■ The request ■
Copy each line holding the string "enim".

=== Supplied material ===

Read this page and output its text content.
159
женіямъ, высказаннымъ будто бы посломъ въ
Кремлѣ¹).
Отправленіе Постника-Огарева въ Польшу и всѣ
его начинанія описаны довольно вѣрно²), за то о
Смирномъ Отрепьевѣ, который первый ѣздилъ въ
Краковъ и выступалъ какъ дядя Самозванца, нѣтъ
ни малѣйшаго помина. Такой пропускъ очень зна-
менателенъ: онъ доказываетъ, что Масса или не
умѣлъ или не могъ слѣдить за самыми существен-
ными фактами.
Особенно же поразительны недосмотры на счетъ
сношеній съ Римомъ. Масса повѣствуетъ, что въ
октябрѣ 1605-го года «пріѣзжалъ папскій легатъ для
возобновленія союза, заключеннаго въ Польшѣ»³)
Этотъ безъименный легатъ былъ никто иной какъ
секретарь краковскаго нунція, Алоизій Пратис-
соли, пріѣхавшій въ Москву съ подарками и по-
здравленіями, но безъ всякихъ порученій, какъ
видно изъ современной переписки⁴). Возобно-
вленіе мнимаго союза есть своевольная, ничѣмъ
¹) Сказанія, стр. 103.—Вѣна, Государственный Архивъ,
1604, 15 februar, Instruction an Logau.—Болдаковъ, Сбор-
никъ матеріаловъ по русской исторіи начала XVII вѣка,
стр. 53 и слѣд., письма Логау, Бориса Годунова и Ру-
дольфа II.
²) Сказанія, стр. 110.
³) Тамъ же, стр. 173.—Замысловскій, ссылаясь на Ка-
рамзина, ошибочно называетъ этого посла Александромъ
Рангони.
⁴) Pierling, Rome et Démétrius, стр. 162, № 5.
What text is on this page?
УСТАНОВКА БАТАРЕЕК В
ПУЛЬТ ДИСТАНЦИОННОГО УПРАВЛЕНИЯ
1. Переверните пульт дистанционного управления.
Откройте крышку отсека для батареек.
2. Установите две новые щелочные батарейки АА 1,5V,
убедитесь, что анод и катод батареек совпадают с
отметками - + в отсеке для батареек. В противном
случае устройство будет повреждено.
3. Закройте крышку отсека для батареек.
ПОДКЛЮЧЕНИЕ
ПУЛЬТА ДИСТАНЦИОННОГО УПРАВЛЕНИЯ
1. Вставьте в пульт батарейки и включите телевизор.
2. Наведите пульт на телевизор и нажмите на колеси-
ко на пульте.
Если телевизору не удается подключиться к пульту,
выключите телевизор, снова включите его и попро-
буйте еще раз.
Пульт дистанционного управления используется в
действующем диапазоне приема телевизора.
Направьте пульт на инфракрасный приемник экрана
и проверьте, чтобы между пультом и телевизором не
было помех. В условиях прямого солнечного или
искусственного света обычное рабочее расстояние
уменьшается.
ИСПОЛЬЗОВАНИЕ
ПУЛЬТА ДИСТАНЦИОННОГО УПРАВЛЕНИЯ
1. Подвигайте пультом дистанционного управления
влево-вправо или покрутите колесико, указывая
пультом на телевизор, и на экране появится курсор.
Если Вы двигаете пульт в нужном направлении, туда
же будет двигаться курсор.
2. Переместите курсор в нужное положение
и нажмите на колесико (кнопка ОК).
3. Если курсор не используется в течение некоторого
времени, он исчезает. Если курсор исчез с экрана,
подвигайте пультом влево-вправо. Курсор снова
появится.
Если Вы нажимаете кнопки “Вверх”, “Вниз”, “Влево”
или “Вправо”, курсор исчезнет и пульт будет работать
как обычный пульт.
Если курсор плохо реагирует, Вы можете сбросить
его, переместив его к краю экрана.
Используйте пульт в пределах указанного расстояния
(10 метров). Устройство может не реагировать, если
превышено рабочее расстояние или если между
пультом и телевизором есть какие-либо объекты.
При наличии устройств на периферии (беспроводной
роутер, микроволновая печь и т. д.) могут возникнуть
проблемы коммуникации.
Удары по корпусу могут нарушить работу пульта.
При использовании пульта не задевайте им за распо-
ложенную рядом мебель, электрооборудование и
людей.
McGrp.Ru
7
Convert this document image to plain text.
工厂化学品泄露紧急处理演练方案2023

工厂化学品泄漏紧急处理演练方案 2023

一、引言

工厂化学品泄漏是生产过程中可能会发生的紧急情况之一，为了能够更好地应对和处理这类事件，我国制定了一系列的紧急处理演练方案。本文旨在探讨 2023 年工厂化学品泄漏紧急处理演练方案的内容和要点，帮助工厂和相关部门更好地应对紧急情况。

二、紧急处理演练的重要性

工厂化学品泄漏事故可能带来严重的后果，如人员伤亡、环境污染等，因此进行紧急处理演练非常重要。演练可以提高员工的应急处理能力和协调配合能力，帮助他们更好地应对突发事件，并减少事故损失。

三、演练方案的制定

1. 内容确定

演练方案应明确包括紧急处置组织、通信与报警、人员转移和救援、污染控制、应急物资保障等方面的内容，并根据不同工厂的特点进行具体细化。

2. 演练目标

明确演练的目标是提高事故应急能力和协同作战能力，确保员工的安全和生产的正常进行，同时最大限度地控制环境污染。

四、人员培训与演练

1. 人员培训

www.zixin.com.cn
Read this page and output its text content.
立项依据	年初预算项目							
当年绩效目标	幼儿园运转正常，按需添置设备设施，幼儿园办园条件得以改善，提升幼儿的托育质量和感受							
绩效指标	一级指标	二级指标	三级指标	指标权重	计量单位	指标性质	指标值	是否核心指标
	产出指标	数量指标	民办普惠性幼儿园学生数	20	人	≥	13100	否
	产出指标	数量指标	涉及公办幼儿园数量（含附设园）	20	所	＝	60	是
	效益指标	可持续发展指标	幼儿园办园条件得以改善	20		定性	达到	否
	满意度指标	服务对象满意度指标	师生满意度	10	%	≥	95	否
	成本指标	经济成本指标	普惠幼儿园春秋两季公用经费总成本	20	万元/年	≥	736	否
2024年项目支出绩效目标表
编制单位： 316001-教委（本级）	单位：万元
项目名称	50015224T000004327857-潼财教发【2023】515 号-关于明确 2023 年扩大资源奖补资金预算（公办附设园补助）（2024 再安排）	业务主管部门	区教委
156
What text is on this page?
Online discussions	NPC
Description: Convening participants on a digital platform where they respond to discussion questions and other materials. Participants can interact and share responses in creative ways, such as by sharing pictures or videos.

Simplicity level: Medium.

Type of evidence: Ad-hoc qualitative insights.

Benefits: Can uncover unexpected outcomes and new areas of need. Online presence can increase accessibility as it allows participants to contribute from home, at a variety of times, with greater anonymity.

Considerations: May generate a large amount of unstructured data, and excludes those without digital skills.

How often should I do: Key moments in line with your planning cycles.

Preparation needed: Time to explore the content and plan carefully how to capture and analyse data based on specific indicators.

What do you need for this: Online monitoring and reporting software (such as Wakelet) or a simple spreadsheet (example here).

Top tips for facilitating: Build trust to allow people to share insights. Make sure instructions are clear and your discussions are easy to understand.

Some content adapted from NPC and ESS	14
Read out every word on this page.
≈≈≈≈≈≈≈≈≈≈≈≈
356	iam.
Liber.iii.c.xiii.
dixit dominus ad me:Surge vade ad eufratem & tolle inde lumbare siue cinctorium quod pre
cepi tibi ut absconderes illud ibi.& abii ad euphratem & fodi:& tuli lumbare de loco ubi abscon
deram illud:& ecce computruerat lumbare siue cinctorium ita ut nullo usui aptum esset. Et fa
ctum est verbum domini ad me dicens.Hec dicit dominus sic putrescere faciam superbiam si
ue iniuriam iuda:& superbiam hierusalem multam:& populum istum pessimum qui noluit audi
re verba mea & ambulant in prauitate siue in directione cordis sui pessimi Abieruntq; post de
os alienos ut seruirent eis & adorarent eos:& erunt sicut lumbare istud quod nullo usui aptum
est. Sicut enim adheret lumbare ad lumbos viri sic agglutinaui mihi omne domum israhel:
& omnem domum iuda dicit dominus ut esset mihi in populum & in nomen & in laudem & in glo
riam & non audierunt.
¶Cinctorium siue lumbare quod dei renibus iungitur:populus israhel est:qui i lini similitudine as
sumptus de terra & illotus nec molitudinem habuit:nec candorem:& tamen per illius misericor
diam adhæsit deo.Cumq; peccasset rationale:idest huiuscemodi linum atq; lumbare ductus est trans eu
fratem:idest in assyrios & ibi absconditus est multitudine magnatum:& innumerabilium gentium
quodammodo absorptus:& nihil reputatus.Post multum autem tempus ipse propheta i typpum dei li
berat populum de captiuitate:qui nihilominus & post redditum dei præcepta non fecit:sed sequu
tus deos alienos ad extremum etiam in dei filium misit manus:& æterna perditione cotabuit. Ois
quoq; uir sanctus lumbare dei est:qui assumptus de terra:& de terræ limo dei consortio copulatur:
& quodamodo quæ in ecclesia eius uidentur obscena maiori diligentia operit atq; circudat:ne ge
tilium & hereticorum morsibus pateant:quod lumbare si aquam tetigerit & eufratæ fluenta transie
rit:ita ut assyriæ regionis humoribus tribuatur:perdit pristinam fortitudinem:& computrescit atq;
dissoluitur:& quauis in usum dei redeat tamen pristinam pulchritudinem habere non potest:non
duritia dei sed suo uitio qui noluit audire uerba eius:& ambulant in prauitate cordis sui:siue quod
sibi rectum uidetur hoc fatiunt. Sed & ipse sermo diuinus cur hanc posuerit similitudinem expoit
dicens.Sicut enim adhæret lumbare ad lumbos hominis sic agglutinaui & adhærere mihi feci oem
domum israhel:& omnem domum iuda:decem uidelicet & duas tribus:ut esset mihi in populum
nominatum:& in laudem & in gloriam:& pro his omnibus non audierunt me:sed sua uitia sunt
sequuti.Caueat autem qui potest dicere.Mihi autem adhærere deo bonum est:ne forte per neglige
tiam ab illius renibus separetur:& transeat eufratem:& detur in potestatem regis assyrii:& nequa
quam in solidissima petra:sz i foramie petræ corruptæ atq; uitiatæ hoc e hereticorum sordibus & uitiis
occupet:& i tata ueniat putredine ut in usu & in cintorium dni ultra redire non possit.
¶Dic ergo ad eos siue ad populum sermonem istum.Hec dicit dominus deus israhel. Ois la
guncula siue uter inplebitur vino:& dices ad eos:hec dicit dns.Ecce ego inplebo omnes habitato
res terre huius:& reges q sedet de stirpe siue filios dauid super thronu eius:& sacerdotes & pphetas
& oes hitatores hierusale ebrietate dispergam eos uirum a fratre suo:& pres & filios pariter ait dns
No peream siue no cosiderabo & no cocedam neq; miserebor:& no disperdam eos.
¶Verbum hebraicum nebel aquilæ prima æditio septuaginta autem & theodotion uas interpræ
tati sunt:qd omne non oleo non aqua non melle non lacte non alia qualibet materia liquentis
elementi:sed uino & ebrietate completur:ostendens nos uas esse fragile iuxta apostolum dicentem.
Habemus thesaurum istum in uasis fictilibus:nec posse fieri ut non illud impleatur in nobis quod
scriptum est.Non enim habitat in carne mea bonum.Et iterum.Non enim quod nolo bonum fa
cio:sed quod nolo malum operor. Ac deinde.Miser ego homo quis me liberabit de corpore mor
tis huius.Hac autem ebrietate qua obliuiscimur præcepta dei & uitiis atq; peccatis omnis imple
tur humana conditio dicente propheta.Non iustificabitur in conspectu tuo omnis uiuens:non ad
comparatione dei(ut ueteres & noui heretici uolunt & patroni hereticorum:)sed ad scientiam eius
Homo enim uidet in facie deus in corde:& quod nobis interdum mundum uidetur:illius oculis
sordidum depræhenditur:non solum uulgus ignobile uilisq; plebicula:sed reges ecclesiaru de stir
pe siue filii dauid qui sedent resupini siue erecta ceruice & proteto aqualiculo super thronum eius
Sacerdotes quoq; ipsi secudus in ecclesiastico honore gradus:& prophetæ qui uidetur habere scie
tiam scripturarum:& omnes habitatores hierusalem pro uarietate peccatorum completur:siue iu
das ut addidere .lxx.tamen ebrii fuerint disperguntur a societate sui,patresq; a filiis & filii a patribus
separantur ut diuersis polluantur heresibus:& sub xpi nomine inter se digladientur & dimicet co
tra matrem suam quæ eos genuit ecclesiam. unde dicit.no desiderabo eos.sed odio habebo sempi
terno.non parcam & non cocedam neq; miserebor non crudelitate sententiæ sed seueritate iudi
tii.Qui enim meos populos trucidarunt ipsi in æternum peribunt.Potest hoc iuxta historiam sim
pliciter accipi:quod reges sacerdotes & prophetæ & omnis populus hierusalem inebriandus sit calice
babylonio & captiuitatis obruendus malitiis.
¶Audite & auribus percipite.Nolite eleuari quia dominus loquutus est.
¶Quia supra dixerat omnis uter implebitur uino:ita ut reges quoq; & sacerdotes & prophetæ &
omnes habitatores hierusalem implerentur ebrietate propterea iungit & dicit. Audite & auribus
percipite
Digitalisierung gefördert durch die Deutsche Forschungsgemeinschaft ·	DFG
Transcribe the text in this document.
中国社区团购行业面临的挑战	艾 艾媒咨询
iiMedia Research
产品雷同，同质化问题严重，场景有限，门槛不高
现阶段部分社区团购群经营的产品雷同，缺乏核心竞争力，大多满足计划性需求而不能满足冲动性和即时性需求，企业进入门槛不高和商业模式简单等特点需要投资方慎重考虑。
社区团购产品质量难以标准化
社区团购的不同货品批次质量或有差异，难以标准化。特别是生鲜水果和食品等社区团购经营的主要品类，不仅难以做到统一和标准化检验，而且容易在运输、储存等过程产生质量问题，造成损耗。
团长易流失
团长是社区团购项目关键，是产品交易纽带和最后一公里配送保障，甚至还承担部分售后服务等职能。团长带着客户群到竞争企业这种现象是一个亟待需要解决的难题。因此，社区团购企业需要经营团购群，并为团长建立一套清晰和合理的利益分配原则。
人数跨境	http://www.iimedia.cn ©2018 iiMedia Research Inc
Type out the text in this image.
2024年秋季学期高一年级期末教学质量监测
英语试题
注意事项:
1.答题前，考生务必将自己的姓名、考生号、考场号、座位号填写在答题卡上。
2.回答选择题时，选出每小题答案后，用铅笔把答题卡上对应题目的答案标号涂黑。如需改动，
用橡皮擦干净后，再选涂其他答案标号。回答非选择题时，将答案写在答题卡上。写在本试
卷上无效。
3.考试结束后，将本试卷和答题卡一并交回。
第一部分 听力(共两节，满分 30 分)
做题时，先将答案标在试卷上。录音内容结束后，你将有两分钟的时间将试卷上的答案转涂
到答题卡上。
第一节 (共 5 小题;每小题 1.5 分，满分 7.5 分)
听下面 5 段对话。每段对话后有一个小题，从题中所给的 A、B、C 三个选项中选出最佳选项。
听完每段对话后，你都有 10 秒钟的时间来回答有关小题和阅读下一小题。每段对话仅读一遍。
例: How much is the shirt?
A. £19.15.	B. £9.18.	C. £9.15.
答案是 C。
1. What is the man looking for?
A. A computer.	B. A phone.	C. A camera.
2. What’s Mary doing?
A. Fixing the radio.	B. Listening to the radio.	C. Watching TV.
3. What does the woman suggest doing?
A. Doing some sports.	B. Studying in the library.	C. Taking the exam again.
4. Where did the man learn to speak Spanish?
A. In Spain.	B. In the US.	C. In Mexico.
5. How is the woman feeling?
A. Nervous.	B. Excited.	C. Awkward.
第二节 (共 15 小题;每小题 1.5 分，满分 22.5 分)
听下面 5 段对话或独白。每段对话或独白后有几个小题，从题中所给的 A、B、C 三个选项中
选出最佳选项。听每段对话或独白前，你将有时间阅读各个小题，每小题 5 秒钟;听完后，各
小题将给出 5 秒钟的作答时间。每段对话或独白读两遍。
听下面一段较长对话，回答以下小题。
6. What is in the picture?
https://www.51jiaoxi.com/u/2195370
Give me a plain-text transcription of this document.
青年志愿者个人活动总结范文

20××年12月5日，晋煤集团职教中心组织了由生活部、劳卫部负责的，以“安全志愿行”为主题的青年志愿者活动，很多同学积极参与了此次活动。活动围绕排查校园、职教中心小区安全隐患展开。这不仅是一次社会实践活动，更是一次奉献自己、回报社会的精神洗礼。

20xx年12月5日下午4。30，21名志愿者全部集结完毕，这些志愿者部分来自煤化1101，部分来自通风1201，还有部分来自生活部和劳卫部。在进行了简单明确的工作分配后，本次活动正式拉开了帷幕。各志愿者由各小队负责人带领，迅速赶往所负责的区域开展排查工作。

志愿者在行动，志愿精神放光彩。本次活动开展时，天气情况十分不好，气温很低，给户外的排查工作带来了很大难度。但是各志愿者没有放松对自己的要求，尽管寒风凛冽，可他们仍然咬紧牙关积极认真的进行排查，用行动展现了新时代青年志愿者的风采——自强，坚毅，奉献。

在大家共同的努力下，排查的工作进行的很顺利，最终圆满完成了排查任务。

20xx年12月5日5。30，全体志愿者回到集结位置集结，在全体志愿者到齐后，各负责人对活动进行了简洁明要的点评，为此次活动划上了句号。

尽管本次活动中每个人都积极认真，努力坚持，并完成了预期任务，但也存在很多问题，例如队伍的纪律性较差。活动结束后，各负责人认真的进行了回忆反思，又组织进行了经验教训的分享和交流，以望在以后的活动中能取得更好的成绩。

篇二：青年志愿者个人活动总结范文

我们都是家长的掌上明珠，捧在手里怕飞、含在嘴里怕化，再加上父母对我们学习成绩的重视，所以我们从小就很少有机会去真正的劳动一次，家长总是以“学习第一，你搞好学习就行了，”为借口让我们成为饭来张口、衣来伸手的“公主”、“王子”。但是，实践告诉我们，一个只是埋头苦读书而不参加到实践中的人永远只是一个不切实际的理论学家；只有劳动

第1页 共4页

===

■ Solved exercise ■
est. Sicut enim adheret lumbare ad lumbos viri sic agglutinaui mihi omne domum israhel:
dicens.Sicut enim adhæret lumbare ad lumbos hominis sic agglutinaui & adhærere mihi feci oem
scriptum est.Non enim habitat in carne mea bonum.Et iterum.Non enim quod nolo bonum fa
Homo enim uidet in facie deus in corde:& quod nobis interdum mundum uidetur:illius oculis
tii.Qui enim meos populos trucidarunt ipsi in æternum peribunt.Potest hoc iuxta historiam sim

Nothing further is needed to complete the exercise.